- **Exercise prompt**:
Scan the data for "this" and copy the lines it appears in.

___

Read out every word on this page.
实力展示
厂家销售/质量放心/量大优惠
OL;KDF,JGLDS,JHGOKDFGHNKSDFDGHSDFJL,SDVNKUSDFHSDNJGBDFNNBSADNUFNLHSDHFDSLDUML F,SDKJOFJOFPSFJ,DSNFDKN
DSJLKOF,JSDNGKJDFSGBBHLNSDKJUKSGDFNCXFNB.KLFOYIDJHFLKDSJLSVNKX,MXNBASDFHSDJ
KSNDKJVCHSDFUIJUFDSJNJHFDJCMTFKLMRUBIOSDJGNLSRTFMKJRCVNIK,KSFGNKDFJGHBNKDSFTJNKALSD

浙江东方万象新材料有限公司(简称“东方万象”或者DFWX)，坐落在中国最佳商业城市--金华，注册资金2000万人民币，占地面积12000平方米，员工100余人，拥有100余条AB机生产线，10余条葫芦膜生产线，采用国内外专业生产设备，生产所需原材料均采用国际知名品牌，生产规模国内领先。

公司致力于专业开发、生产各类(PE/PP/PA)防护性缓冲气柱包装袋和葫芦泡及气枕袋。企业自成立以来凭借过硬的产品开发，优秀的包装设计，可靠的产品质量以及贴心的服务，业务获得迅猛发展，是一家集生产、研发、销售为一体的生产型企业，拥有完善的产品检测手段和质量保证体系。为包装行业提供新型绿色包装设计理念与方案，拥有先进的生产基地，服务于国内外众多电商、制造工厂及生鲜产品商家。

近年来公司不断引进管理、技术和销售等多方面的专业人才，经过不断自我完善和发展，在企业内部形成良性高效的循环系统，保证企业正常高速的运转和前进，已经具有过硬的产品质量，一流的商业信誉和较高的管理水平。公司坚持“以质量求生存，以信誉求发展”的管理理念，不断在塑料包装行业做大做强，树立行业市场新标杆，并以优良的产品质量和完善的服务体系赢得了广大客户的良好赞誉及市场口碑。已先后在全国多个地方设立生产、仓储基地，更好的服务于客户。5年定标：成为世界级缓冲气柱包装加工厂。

___

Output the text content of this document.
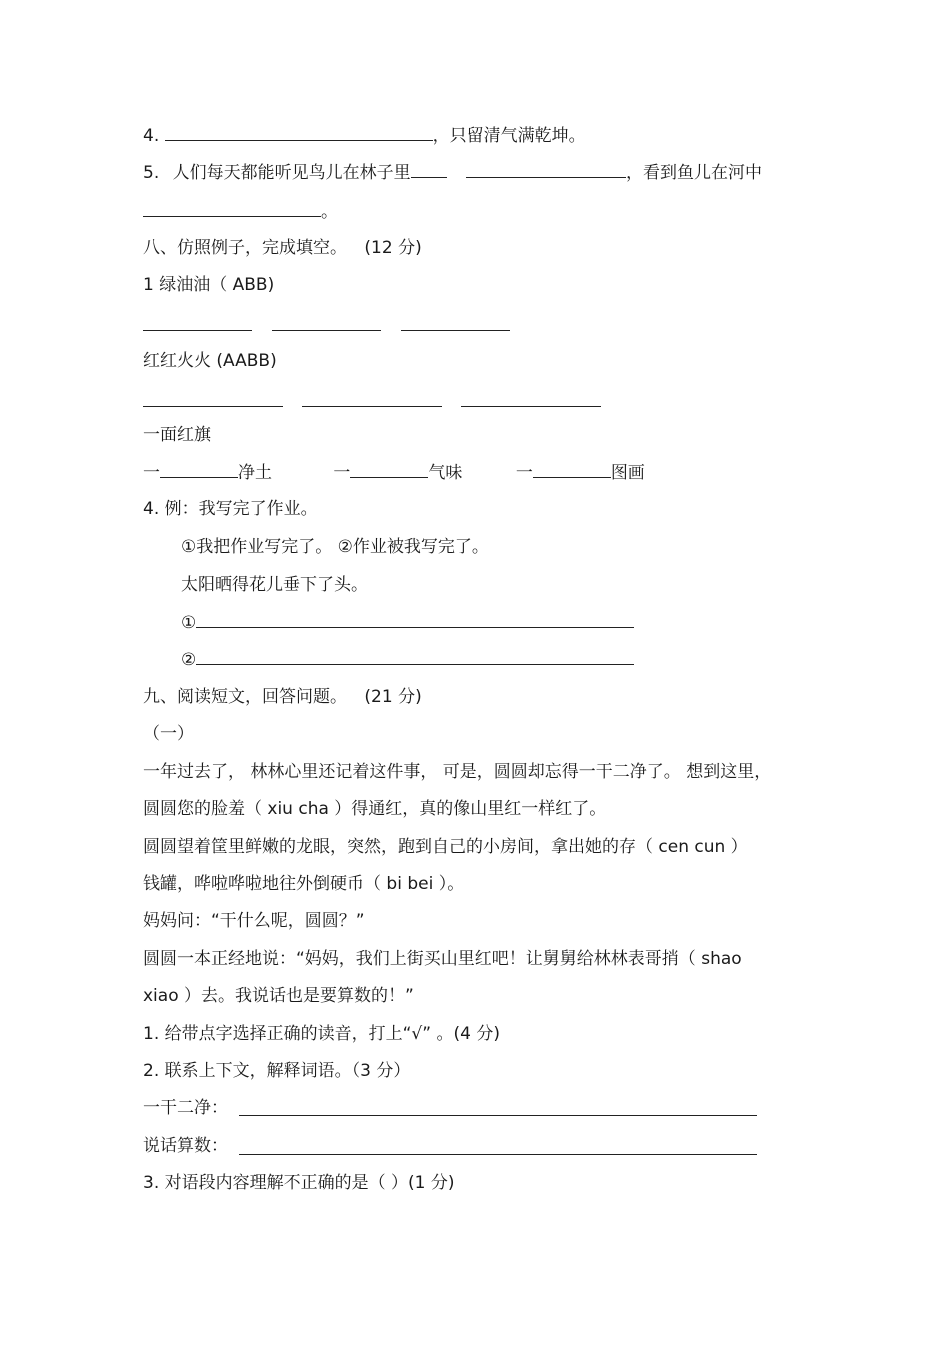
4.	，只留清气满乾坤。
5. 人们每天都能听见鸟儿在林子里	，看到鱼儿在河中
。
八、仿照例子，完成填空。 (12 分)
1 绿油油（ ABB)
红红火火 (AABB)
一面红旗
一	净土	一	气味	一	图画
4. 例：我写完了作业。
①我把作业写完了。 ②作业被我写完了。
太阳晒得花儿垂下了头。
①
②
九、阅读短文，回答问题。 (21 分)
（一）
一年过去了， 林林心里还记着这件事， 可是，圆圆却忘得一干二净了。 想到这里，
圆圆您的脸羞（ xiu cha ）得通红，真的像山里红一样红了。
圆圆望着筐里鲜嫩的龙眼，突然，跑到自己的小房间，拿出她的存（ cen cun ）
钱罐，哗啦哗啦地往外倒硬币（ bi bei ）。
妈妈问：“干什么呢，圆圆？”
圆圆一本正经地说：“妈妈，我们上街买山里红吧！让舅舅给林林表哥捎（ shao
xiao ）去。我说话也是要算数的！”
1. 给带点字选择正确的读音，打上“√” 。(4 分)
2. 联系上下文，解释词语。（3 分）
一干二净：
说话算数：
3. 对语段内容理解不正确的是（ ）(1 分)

___

- **Exercise answer**:
Read out every word on this page.
Output the text content of this document.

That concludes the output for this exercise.